Skip the pictures. Copy all the rest of the records down exactly.

Figure collection entries:
:::::

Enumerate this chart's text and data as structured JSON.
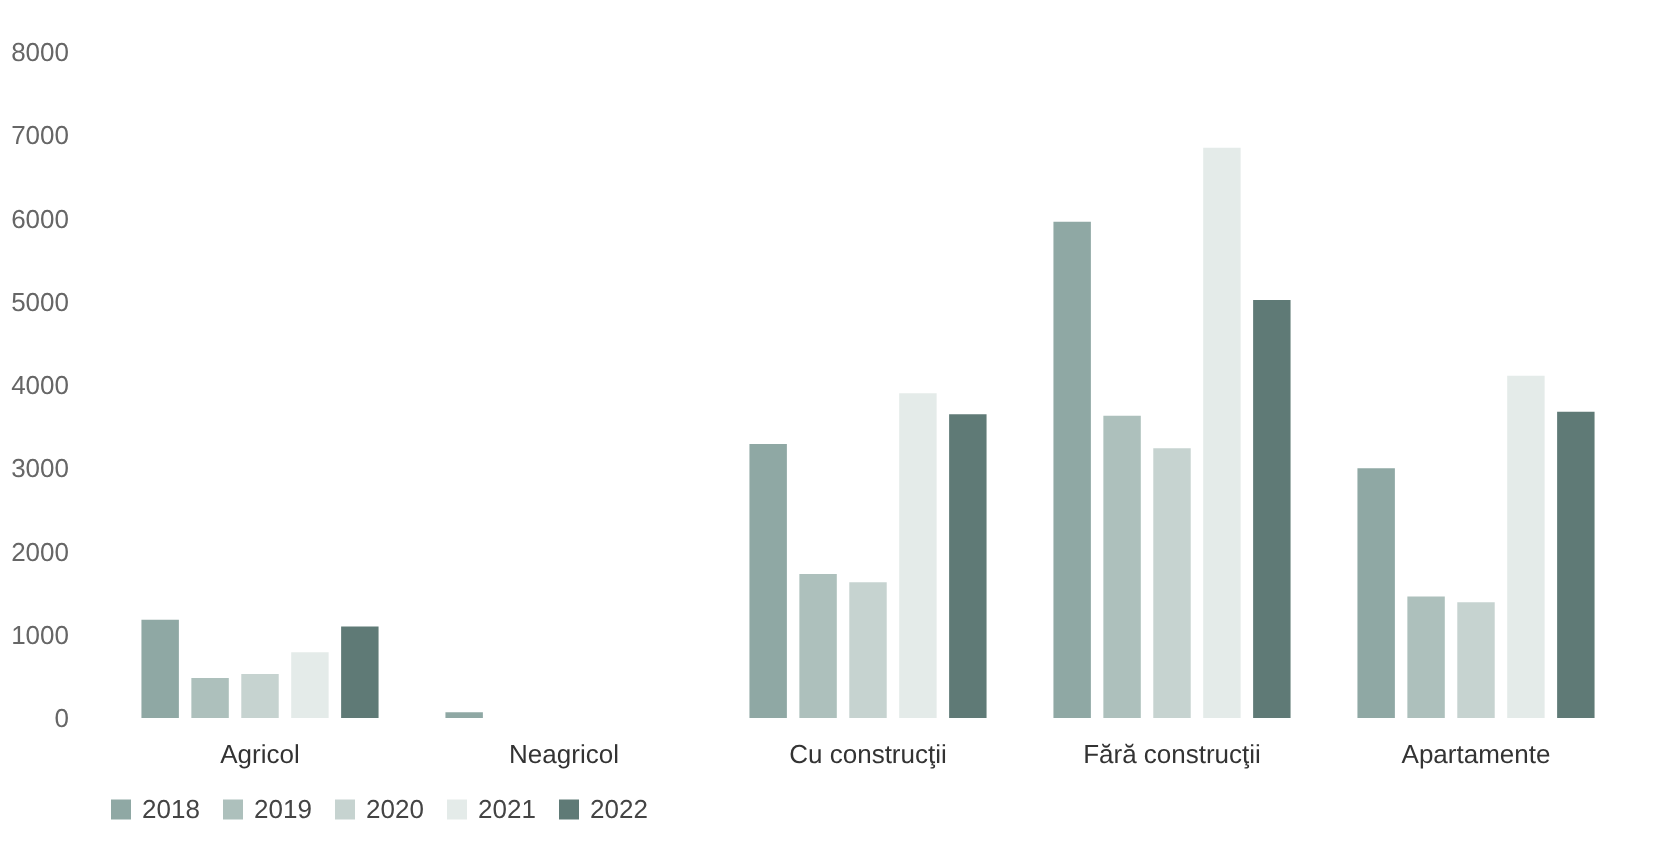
{
  "chart_data": {
    "type": "bar",
    "categories": [
      "Agricol",
      "Neagricol",
      "Cu construcţii",
      "Fără construcţii",
      "Apartamente"
    ],
    "series": [
      {
        "name": "2018",
        "color": "#8fa8a4",
        "values": [
          1180,
          70,
          3290,
          5960,
          3000
        ]
      },
      {
        "name": "2019",
        "color": "#adc0bc",
        "values": [
          480,
          null,
          1730,
          3630,
          1460
        ]
      },
      {
        "name": "2020",
        "color": "#c6d3d0",
        "values": [
          530,
          null,
          1630,
          3240,
          1390
        ]
      },
      {
        "name": "2021",
        "color": "#e4ebe9",
        "values": [
          790,
          null,
          3900,
          6850,
          4110
        ]
      },
      {
        "name": "2022",
        "color": "#5f7a76",
        "values": [
          1100,
          null,
          3650,
          5020,
          3680
        ]
      }
    ],
    "ylim": [
      0,
      8000
    ],
    "yticks": [
      0,
      1000,
      2000,
      3000,
      4000,
      5000,
      6000,
      7000,
      8000
    ],
    "grid": false,
    "legend": "bottom"
  }
}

:::::

OUTPUT FOR THIS EXERCISE.
Enumerate this chart's text and data as structured JSON.
{
  "chart_data": {
    "type": "bar",
    "categories": [
      "Agricol",
      "Neagricol",
      "Cu construcţii",
      "Fără construcţii",
      "Apartamente"
    ],
    "series": [
      {
        "name": "2018",
        "color": "#8fa8a4",
        "values": [
          1180,
          70,
          3290,
          5960,
          3000
        ]
      },
      {
        "name": "2019",
        "color": "#adc0bc",
        "values": [
          480,
          null,
          1730,
          3630,
          1460
        ]
      },
      {
        "name": "2020",
        "color": "#c6d3d0",
        "values": [
          530,
          null,
          1630,
          3240,
          1390
        ]
      },
      {
        "name": "2021",
        "color": "#e4ebe9",
        "values": [
          790,
          null,
          3900,
          6850,
          4110
        ]
      },
      {
        "name": "2022",
        "color": "#5f7a76",
        "values": [
          1100,
          null,
          3650,
          5020,
          3680
        ]
      }
    ],
    "ylim": [
      0,
      8000
    ],
    "yticks": [
      0,
      1000,
      2000,
      3000,
      4000,
      5000,
      6000,
      7000,
      8000
    ],
    "grid": false,
    "legend": "bottom"
  }
}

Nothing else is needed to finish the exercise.